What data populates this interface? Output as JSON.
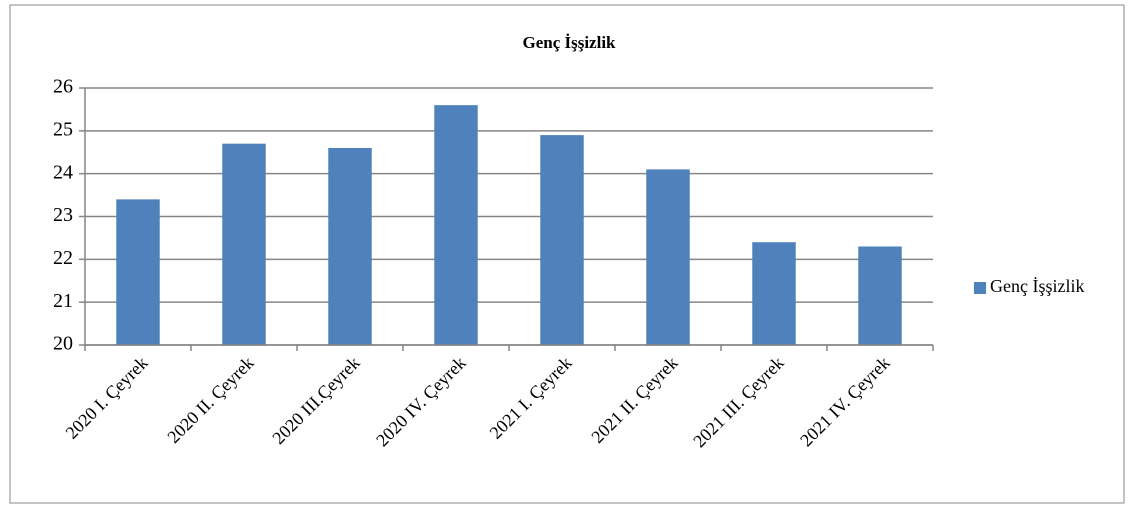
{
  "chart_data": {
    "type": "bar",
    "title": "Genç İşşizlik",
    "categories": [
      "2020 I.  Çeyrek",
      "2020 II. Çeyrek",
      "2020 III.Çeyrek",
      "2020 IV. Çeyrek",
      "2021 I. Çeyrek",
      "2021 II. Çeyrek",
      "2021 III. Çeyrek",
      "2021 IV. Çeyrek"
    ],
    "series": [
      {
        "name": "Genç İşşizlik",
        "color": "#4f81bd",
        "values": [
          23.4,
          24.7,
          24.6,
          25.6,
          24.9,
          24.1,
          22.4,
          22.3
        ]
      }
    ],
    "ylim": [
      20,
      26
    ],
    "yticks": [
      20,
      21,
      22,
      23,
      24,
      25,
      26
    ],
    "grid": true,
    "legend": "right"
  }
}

▬▬▬▬▬▬▬▬▬▬

EXERCISE DIRECTIONS. Write out all the entries again, word for word, and print no images.

TASK ANSWER.
What data populates this interface? Output as JSON.
{
  "chart_data": {
    "type": "bar",
    "title": "Genç İşşizlik",
    "categories": [
      "2020 I.  Çeyrek",
      "2020 II. Çeyrek",
      "2020 III.Çeyrek",
      "2020 IV. Çeyrek",
      "2021 I. Çeyrek",
      "2021 II. Çeyrek",
      "2021 III. Çeyrek",
      "2021 IV. Çeyrek"
    ],
    "series": [
      {
        "name": "Genç İşşizlik",
        "color": "#4f81bd",
        "values": [
          23.4,
          24.7,
          24.6,
          25.6,
          24.9,
          24.1,
          22.4,
          22.3
        ]
      }
    ],
    "ylim": [
      20,
      26
    ],
    "yticks": [
      20,
      21,
      22,
      23,
      24,
      25,
      26
    ],
    "grid": true,
    "legend": "right"
  }
}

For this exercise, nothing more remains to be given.